TASK STATEMENT >> Would you copy out the whole listing exactly as given?

────────────────────────────────────────

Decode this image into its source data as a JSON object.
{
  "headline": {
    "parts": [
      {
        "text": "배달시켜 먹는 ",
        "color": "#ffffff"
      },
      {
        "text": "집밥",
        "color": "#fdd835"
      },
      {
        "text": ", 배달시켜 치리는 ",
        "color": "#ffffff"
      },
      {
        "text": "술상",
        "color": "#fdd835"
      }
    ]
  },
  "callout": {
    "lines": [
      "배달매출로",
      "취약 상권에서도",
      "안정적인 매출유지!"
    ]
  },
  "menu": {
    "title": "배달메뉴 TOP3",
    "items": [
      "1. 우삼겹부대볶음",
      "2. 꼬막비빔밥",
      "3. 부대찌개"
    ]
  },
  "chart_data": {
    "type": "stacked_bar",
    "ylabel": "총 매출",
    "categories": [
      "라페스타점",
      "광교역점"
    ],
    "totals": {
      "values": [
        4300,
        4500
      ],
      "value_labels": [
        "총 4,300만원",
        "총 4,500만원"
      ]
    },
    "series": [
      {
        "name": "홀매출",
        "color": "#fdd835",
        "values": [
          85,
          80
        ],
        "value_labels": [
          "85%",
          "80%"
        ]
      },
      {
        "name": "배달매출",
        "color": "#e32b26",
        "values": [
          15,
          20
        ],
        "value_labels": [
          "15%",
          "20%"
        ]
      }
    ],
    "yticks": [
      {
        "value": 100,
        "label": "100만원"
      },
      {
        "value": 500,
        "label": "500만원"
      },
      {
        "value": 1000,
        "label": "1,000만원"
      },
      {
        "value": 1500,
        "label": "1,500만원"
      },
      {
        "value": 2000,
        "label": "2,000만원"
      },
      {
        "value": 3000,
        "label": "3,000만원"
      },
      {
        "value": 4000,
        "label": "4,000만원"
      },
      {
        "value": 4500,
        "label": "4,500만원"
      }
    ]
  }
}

────────────────────────────────────────

WORKED ANSWER >>
Decode this image into its source data as a JSON object.
{
  "headline": {
    "parts": [
      {
        "text": "배달시켜 먹는 ",
        "color": "#ffffff"
      },
      {
        "text": "집밥",
        "color": "#fdd835"
      },
      {
        "text": ", 배달시켜 치리는 ",
        "color": "#ffffff"
      },
      {
        "text": "술상",
        "color": "#fdd835"
      }
    ]
  },
  "callout": {
    "lines": [
      "배달매출로",
      "취약 상권에서도",
      "안정적인 매출유지!"
    ]
  },
  "menu": {
    "title": "배달메뉴 TOP3",
    "items": [
      "1. 우삼겹부대볶음",
      "2. 꼬막비빔밥",
      "3. 부대찌개"
    ]
  },
  "chart_data": {
    "type": "stacked_bar",
    "ylabel": "총 매출",
    "categories": [
      "라페스타점",
      "광교역점"
    ],
    "totals": {
      "values": [
        4300,
        4500
      ],
      "value_labels": [
        "총 4,300만원",
        "총 4,500만원"
      ]
    },
    "series": [
      {
        "name": "홀매출",
        "color": "#fdd835",
        "values": [
          85,
          80
        ],
        "value_labels": [
          "85%",
          "80%"
        ]
      },
      {
        "name": "배달매출",
        "color": "#e32b26",
        "values": [
          15,
          20
        ],
        "value_labels": [
          "15%",
          "20%"
        ]
      }
    ],
    "yticks": [
      {
        "value": 100,
        "label": "100만원"
      },
      {
        "value": 500,
        "label": "500만원"
      },
      {
        "value": 1000,
        "label": "1,000만원"
      },
      {
        "value": 1500,
        "label": "1,500만원"
      },
      {
        "value": 2000,
        "label": "2,000만원"
      },
      {
        "value": 3000,
        "label": "3,000만원"
      },
      {
        "value": 4000,
        "label": "4,000만원"
      },
      {
        "value": 4500,
        "label": "4,500만원"
      }
    ]
  }
}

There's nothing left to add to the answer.